**Stated task:** Copy each line below in which the word "Salinity" occurs.

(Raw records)
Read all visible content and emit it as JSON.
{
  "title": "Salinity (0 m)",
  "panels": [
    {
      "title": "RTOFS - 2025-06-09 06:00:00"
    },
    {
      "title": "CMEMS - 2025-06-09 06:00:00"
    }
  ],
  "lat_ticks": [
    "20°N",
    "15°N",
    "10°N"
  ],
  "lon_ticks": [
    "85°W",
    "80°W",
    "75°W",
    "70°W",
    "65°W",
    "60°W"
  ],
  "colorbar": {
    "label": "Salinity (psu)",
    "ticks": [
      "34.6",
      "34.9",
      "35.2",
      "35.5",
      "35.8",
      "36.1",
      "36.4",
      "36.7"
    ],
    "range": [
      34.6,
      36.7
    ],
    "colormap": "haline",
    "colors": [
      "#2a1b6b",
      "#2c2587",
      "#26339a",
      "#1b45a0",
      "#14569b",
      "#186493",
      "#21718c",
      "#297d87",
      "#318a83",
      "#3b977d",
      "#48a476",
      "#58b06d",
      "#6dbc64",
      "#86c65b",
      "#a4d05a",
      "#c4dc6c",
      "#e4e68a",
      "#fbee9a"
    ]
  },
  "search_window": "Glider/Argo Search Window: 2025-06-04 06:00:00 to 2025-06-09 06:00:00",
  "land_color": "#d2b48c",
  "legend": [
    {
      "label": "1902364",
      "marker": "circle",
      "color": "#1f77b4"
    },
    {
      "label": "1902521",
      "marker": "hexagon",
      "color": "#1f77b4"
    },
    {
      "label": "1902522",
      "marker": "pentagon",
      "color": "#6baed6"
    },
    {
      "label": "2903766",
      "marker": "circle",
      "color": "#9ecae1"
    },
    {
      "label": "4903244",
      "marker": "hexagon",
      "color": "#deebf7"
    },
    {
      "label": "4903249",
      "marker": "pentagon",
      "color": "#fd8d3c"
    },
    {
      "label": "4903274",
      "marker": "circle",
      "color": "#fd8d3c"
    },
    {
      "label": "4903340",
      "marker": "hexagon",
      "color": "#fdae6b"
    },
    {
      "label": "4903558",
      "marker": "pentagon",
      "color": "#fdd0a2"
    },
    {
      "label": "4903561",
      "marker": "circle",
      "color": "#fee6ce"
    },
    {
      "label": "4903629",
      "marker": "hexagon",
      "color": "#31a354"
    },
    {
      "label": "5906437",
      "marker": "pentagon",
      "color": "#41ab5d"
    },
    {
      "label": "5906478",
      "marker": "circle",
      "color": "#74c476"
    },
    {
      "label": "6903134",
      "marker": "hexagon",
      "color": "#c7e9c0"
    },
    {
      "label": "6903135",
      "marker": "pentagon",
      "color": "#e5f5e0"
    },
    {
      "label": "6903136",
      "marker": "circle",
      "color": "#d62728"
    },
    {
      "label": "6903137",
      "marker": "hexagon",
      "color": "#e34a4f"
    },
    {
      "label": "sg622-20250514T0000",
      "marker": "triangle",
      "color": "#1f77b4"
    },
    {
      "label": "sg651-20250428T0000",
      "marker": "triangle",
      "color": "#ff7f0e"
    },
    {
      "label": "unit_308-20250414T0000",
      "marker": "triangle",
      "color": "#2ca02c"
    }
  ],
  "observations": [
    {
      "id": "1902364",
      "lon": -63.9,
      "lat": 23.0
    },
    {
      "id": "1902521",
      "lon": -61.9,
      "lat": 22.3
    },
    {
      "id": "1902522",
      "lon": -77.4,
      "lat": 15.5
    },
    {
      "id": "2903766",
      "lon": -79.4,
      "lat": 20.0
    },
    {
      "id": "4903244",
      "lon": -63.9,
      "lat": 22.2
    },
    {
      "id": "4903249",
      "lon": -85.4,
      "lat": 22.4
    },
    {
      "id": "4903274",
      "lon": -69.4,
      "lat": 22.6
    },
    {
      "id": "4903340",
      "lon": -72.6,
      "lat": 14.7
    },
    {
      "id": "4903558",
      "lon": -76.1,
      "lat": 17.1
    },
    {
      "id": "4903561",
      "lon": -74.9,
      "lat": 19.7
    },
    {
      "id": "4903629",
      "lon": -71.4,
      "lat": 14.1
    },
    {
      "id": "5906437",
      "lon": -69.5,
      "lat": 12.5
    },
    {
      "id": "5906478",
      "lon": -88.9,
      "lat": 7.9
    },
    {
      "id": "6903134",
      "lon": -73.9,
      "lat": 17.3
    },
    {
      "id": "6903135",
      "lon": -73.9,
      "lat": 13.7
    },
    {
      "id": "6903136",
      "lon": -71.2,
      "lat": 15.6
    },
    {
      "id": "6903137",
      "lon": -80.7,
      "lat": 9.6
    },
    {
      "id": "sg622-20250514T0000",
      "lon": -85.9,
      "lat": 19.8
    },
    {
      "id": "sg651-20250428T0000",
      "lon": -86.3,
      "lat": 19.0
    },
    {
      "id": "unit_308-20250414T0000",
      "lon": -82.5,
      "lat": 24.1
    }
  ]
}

**Completed exercise:**
  "title": "Salinity (0 m)",
    "label": "Salinity (psu)",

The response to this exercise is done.